The records should be repeated word for word, pictures excluded.
┌─ Input for this task
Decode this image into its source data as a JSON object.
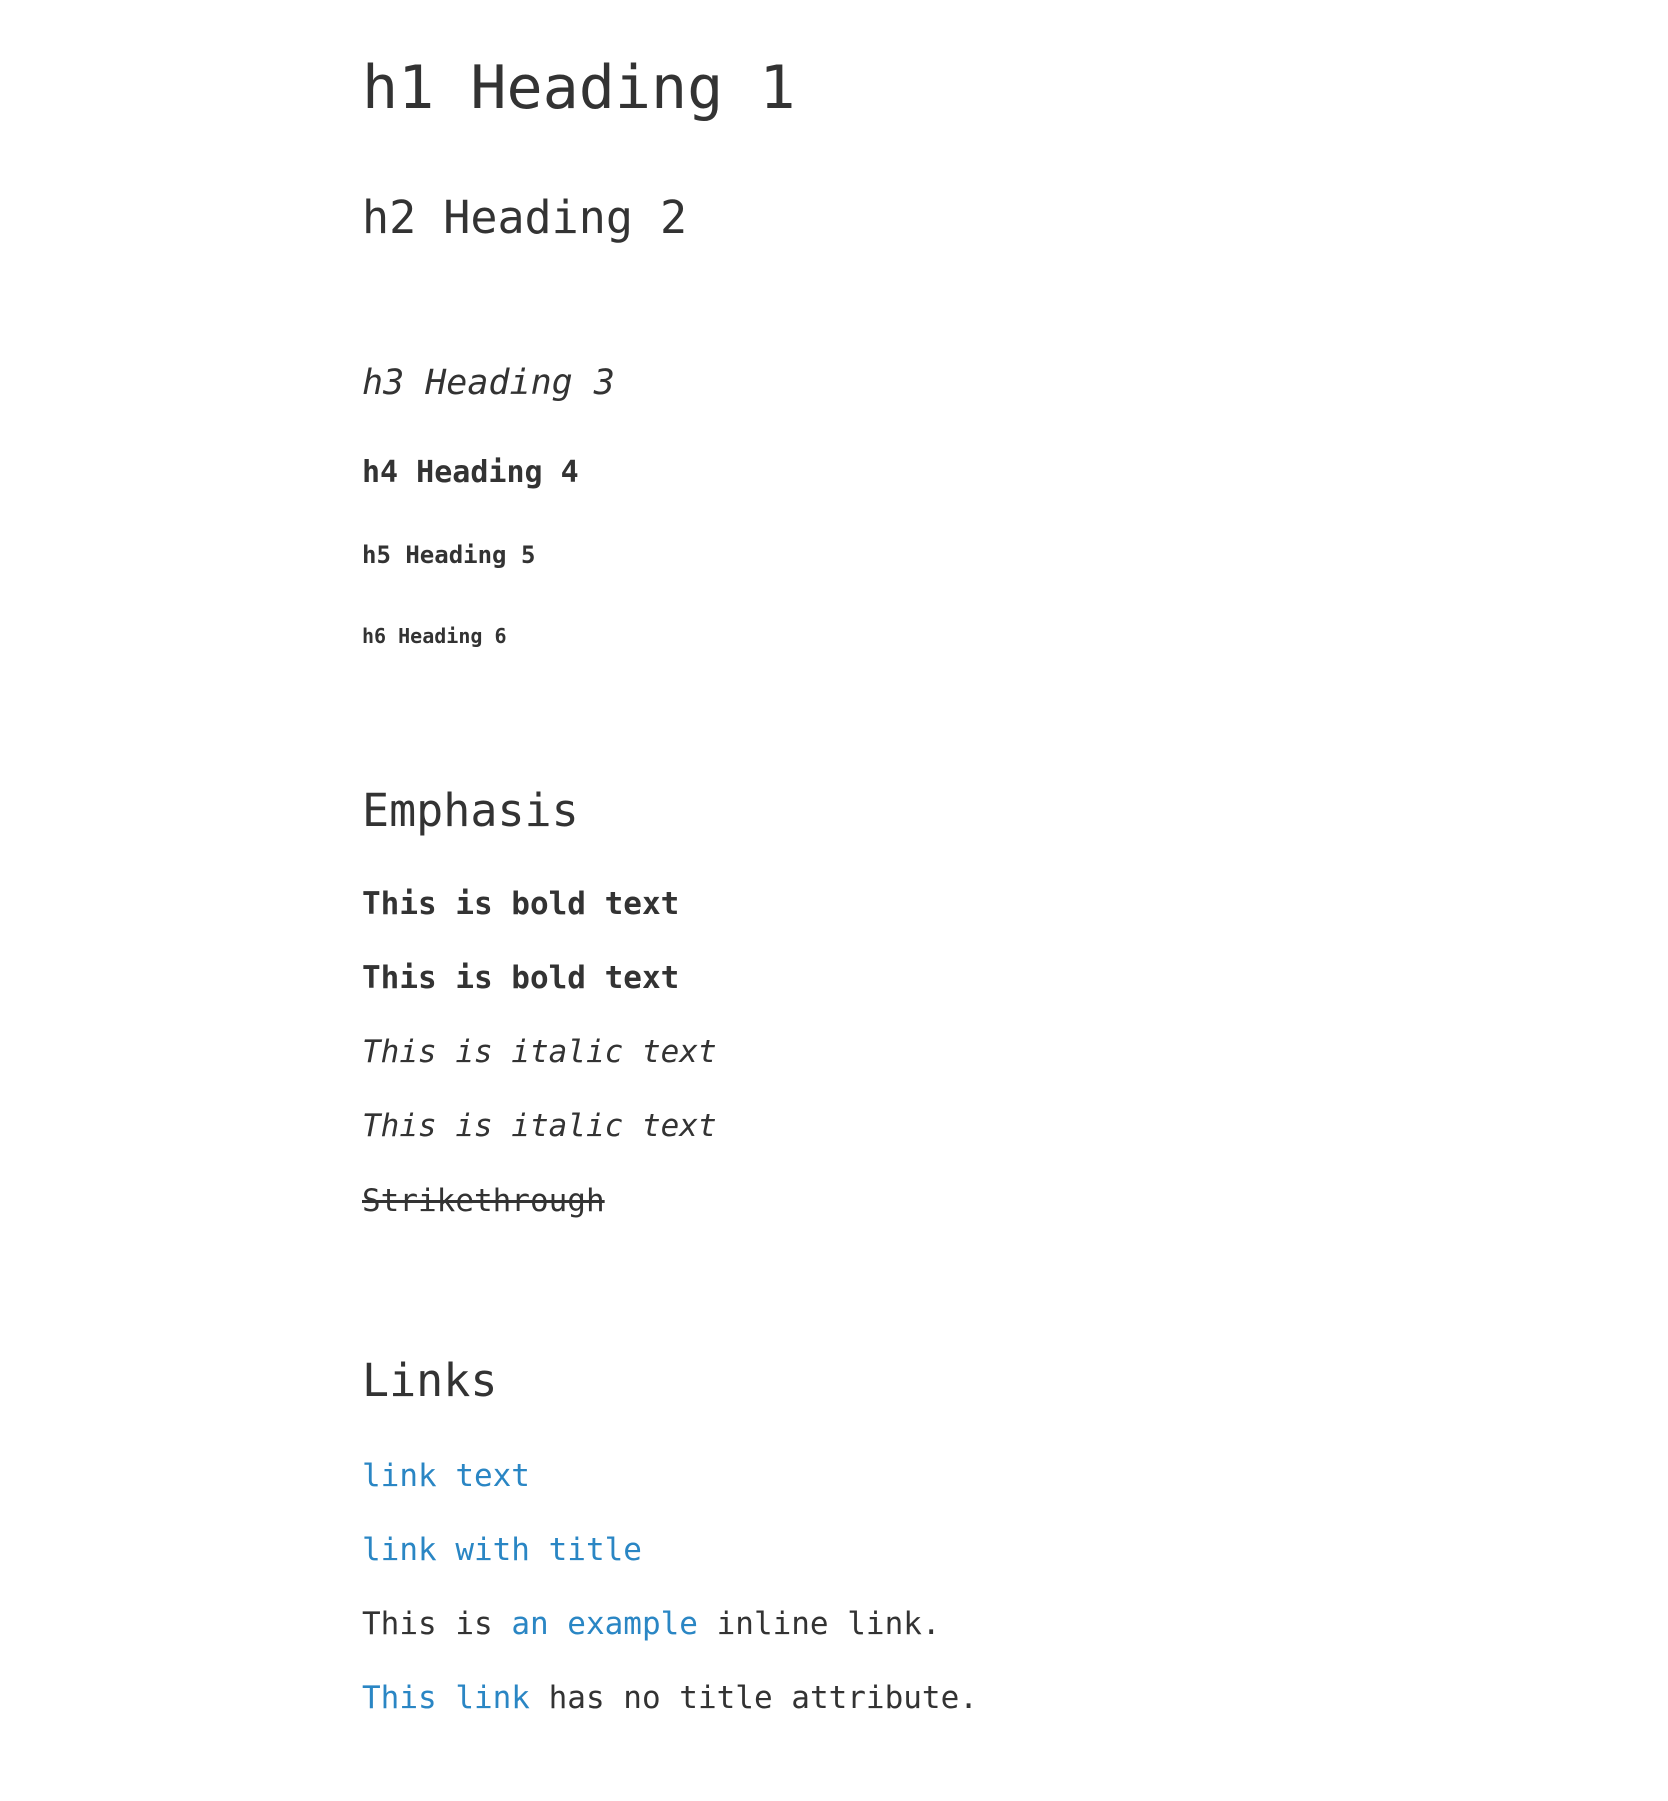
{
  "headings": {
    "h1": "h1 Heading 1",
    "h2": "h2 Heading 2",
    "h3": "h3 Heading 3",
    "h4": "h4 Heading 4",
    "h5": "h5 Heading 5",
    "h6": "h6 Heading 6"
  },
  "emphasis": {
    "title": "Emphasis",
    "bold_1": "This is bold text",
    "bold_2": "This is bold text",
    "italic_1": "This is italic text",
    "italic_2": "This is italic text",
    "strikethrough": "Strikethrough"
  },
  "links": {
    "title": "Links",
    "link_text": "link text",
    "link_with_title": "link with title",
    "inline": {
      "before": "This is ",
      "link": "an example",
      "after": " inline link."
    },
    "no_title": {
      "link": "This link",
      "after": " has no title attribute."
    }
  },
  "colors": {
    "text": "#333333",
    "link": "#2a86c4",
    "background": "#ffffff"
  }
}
└─
» **Output below**:
Decode this image into its source data as a JSON object.
{
  "headings": {
    "h1": "h1 Heading 1",
    "h2": "h2 Heading 2",
    "h3": "h3 Heading 3",
    "h4": "h4 Heading 4",
    "h5": "h5 Heading 5",
    "h6": "h6 Heading 6"
  },
  "emphasis": {
    "title": "Emphasis",
    "bold_1": "This is bold text",
    "bold_2": "This is bold text",
    "italic_1": "This is italic text",
    "italic_2": "This is italic text",
    "strikethrough": "Strikethrough"
  },
  "links": {
    "title": "Links",
    "link_text": "link text",
    "link_with_title": "link with title",
    "inline": {
      "before": "This is ",
      "link": "an example",
      "after": " inline link."
    },
    "no_title": {
      "link": "This link",
      "after": " has no title attribute."
    }
  },
  "colors": {
    "text": "#333333",
    "link": "#2a86c4",
    "background": "#ffffff"
  }
}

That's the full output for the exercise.